# What this task involves:
Omit any picture, and return the remaining data exactly as written.

▬▬▬▬▬▬

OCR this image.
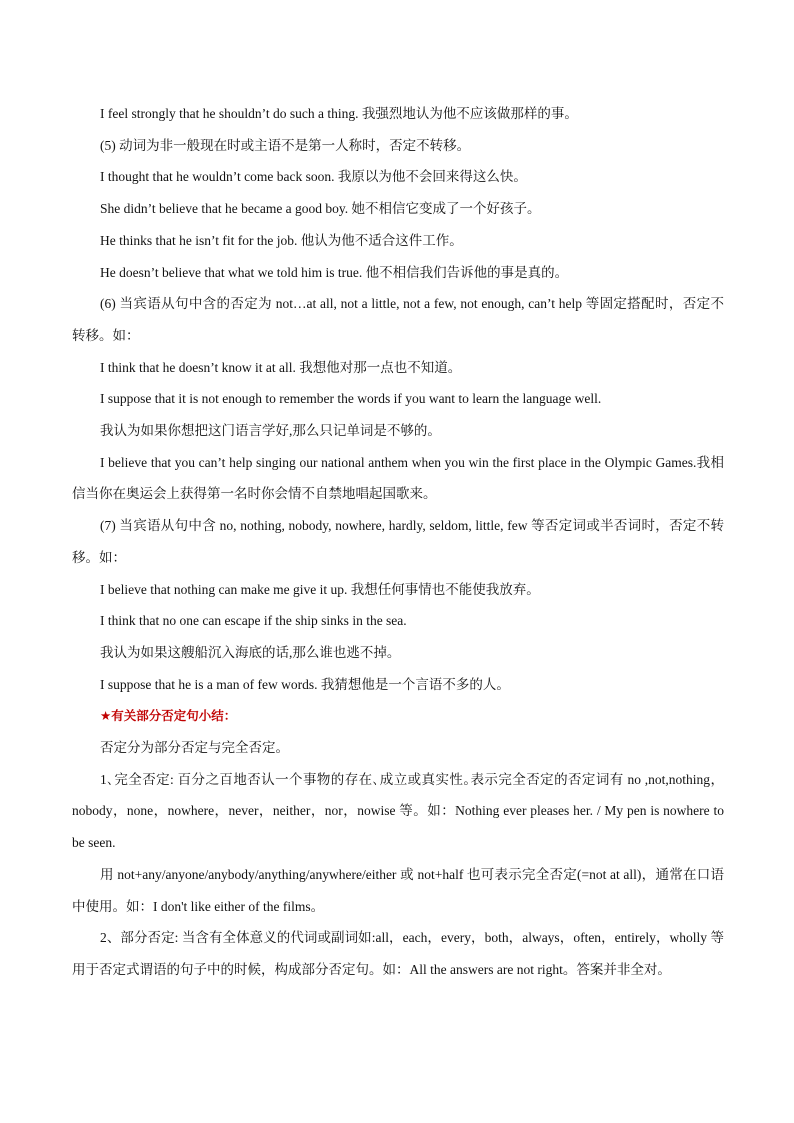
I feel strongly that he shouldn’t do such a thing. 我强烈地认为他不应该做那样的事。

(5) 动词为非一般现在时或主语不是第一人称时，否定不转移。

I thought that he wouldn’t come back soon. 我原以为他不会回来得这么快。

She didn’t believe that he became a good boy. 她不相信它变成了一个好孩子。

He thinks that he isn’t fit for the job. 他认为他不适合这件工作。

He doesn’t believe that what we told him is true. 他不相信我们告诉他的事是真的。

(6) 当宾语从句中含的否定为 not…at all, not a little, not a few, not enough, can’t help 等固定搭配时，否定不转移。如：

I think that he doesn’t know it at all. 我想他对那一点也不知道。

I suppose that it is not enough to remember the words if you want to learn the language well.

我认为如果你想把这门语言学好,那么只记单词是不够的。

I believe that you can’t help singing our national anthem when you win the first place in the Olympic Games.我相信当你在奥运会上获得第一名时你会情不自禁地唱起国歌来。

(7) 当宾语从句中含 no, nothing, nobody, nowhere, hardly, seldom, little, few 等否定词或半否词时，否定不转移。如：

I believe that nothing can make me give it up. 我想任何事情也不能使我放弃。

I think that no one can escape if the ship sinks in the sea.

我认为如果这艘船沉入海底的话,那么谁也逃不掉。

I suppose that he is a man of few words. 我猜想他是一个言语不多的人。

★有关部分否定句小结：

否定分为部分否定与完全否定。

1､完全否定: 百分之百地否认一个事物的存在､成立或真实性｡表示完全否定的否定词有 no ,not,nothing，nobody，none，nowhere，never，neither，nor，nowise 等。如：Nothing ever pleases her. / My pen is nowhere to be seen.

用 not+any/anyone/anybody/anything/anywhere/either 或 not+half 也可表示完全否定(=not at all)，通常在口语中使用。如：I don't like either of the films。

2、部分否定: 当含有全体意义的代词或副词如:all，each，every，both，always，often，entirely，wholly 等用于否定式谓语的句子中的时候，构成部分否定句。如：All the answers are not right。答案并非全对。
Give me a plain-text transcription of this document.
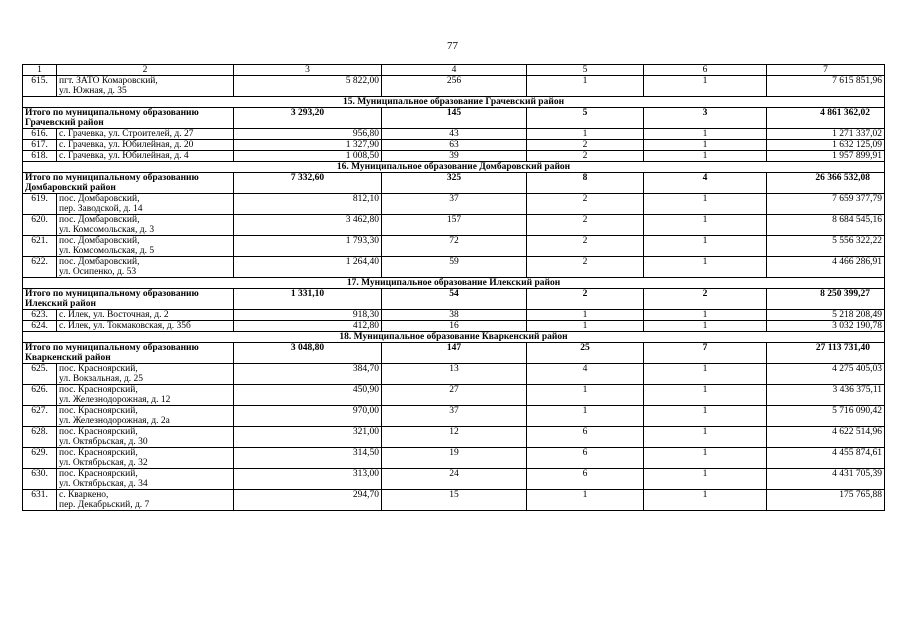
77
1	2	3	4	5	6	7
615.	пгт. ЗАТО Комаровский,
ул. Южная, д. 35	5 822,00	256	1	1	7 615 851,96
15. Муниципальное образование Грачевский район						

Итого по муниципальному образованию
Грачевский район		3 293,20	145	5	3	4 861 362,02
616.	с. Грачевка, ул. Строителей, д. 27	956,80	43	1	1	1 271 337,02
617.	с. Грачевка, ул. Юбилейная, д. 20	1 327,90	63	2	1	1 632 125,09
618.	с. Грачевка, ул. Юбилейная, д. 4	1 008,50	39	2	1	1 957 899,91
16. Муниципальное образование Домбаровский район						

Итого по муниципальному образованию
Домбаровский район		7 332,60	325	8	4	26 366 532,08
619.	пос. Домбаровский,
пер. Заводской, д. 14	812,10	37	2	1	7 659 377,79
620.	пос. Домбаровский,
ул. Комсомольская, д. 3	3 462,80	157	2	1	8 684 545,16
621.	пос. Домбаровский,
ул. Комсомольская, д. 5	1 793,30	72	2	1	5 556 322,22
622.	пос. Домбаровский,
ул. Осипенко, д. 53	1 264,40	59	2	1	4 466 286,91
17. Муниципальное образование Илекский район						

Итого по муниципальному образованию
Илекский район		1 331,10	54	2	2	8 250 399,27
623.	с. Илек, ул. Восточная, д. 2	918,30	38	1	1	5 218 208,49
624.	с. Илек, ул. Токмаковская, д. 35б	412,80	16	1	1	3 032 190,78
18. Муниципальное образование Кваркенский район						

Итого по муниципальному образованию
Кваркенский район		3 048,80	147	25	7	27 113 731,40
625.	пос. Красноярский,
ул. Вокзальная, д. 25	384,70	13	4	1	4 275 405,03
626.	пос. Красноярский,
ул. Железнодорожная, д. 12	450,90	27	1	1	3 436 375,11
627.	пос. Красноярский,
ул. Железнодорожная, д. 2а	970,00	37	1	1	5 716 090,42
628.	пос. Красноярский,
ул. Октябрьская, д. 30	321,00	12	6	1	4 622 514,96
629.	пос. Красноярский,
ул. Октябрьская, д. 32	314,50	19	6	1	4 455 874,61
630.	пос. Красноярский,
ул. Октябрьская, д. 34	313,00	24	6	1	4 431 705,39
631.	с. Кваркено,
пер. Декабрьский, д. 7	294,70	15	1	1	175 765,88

▬▬▬▬▬▬

# Task result:
OCR this image.
I feel strongly that he shouldn’t do such a thing. 我强烈地认为他不应该做那样的事。

(5) 动词为非一般现在时或主语不是第一人称时，否定不转移。

I thought that he wouldn’t come back soon. 我原以为他不会回来得这么快。

She didn’t believe that he became a good boy. 她不相信它变成了一个好孩子。

He thinks that he isn’t fit for the job. 他认为他不适合这件工作。

He doesn’t believe that what we told him is true. 他不相信我们告诉他的事是真的。

(6) 当宾语从句中含的否定为 not…at all, not a little, not a few, not enough, can’t help 等固定搭配时，否定不转移。如：

I think that he doesn’t know it at all. 我想他对那一点也不知道。

I suppose that it is not enough to remember the words if you want to learn the language well.

我认为如果你想把这门语言学好,那么只记单词是不够的。

I believe that you can’t help singing our national anthem when you win the first place in the Olympic Games.我相信当你在奥运会上获得第一名时你会情不自禁地唱起国歌来。

(7) 当宾语从句中含 no, nothing, nobody, nowhere, hardly, seldom, little, few 等否定词或半否词时，否定不转移。如：

I believe that nothing can make me give it up. 我想任何事情也不能使我放弃。

I think that no one can escape if the ship sinks in the sea.

我认为如果这艘船沉入海底的话,那么谁也逃不掉。

I suppose that he is a man of few words. 我猜想他是一个言语不多的人。

★有关部分否定句小结：

否定分为部分否定与完全否定。

1､完全否定: 百分之百地否认一个事物的存在､成立或真实性｡表示完全否定的否定词有 no ,not,nothing，nobody，none，nowhere，never，neither，nor，nowise 等。如：Nothing ever pleases her. / My pen is nowhere to be seen.

用 not+any/anyone/anybody/anything/anywhere/either 或 not+half 也可表示完全否定(=not at all)，通常在口语中使用。如：I don't like either of the films。

2、部分否定: 当含有全体意义的代词或副词如:all，each，every，both，always，often，entirely，wholly 等用于否定式谓语的句子中的时候，构成部分否定句。如：All the answers are not right。答案并非全对。
Give me a plain-text transcription of this document.
77
1	2	3	4	5	6	7
615.	пгт. ЗАТО Комаровский,
ул. Южная, д. 35	5 822,00	256	1	1	7 615 851,96
15. Муниципальное образование Грачевский район						

Итого по муниципальному образованию
Грачевский район		3 293,20	145	5	3	4 861 362,02
616.	с. Грачевка, ул. Строителей, д. 27	956,80	43	1	1	1 271 337,02
617.	с. Грачевка, ул. Юбилейная, д. 20	1 327,90	63	2	1	1 632 125,09
618.	с. Грачевка, ул. Юбилейная, д. 4	1 008,50	39	2	1	1 957 899,91
16. Муниципальное образование Домбаровский район						

Итого по муниципальному образованию
Домбаровский район		7 332,60	325	8	4	26 366 532,08
619.	пос. Домбаровский,
пер. Заводской, д. 14	812,10	37	2	1	7 659 377,79
620.	пос. Домбаровский,
ул. Комсомольская, д. 3	3 462,80	157	2	1	8 684 545,16
621.	пос. Домбаровский,
ул. Комсомольская, д. 5	1 793,30	72	2	1	5 556 322,22
622.	пос. Домбаровский,
ул. Осипенко, д. 53	1 264,40	59	2	1	4 466 286,91
17. Муниципальное образование Илекский район						

Итого по муниципальному образованию
Илекский район		1 331,10	54	2	2	8 250 399,27
623.	с. Илек, ул. Восточная, д. 2	918,30	38	1	1	5 218 208,49
624.	с. Илек, ул. Токмаковская, д. 35б	412,80	16	1	1	3 032 190,78
18. Муниципальное образование Кваркенский район						

Итого по муниципальному образованию
Кваркенский район		3 048,80	147	25	7	27 113 731,40
625.	пос. Красноярский,
ул. Вокзальная, д. 25	384,70	13	4	1	4 275 405,03
626.	пос. Красноярский,
ул. Железнодорожная, д. 12	450,90	27	1	1	3 436 375,11
627.	пос. Красноярский,
ул. Железнодорожная, д. 2а	970,00	37	1	1	5 716 090,42
628.	пос. Красноярский,
ул. Октябрьская, д. 30	321,00	12	6	1	4 622 514,96
629.	пос. Красноярский,
ул. Октябрьская, д. 32	314,50	19	6	1	4 455 874,61
630.	пос. Красноярский,
ул. Октябрьская, д. 34	313,00	24	6	1	4 431 705,39
631.	с. Кваркено,
пер. Декабрьский, д. 7	294,70	15	1	1	175 765,88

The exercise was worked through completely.